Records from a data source
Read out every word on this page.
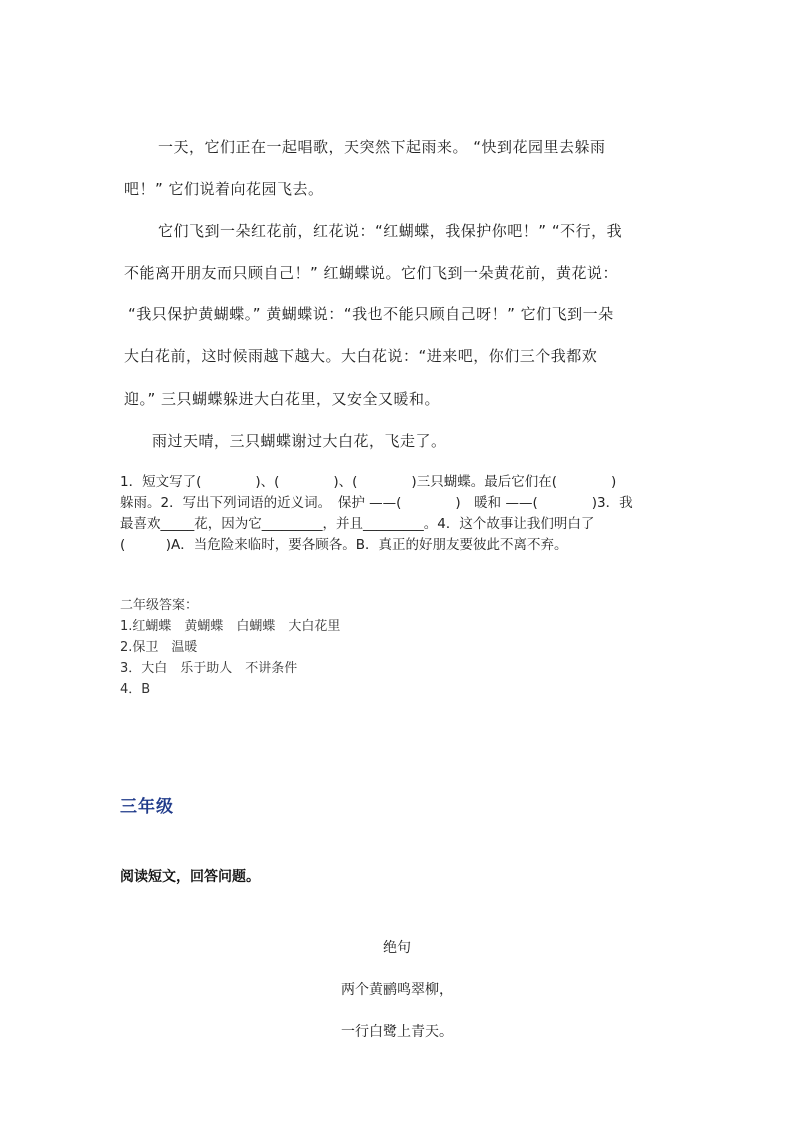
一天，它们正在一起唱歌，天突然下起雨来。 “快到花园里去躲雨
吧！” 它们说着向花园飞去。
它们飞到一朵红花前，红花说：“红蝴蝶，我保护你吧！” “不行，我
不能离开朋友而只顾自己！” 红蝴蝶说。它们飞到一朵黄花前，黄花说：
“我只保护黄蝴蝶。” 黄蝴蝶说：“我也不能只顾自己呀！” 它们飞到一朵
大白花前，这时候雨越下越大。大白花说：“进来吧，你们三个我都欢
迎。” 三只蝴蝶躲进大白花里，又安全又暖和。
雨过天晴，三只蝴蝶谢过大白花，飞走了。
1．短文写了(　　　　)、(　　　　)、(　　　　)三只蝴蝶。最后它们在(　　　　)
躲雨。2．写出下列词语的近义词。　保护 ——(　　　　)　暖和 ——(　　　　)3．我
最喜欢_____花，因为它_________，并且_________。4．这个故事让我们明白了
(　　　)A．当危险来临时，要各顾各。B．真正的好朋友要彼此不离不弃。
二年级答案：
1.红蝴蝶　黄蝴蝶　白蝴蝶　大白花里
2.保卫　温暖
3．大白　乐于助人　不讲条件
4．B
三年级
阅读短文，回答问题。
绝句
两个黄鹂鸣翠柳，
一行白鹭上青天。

==

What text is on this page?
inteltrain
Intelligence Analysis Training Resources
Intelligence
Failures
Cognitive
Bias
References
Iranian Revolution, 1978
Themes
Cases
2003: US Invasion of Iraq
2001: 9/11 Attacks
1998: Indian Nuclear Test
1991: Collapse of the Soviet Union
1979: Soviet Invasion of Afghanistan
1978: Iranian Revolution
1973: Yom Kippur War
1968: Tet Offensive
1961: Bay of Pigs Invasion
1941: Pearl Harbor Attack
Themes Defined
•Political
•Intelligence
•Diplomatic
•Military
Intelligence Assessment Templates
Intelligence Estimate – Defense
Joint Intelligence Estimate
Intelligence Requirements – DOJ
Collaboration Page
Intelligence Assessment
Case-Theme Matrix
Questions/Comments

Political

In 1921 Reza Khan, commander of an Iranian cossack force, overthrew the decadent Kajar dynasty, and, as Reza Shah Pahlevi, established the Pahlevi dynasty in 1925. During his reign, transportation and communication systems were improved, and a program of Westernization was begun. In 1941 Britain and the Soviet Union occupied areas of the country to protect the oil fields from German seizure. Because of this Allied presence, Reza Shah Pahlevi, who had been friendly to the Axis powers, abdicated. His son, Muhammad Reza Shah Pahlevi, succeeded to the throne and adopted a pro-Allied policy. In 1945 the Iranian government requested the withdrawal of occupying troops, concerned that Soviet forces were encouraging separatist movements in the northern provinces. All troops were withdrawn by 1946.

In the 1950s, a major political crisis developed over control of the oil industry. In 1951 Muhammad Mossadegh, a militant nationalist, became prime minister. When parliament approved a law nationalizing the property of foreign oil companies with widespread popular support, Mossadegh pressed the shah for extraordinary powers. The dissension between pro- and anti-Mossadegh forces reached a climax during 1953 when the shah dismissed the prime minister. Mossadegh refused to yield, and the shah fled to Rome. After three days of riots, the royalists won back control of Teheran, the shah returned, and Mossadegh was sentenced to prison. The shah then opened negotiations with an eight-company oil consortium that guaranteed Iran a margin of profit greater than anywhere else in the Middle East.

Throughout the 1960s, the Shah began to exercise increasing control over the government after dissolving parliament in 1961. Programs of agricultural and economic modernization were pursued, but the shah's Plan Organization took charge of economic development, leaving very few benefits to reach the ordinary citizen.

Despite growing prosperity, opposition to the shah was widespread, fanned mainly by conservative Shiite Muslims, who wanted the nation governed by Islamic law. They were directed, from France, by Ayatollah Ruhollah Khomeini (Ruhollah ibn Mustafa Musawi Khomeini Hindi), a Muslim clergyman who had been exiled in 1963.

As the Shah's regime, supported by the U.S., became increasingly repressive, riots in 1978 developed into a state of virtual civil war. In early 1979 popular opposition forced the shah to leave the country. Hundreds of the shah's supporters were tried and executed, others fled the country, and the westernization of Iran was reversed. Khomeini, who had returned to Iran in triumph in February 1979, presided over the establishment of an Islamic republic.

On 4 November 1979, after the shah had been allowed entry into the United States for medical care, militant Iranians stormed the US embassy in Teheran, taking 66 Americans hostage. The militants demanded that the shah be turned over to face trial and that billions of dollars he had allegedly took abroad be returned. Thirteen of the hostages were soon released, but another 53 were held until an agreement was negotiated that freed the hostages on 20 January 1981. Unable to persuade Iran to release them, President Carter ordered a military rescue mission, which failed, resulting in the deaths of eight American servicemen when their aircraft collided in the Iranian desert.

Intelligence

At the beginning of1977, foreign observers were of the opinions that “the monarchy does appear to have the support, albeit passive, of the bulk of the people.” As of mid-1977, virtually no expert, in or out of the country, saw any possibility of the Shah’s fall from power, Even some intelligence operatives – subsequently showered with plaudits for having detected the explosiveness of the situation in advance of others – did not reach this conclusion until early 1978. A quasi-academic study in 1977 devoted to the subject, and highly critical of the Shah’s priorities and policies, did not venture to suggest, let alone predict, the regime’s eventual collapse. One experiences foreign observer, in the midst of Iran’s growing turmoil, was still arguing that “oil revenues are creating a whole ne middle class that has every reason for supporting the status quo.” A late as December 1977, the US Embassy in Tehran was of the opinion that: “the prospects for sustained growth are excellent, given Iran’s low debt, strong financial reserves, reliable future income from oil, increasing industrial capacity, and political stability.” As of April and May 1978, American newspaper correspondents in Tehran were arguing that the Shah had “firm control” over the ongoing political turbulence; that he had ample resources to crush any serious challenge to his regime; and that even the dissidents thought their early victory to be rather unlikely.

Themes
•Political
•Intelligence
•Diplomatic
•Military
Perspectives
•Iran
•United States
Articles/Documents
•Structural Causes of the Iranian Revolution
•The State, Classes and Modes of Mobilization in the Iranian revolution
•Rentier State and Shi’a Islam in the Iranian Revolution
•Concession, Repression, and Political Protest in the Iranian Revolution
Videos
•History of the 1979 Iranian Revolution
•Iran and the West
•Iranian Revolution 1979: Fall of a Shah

:: Problem details ::
Find every line containing the word "Soviet", then give the total and nothing more.

:: Task response ::
3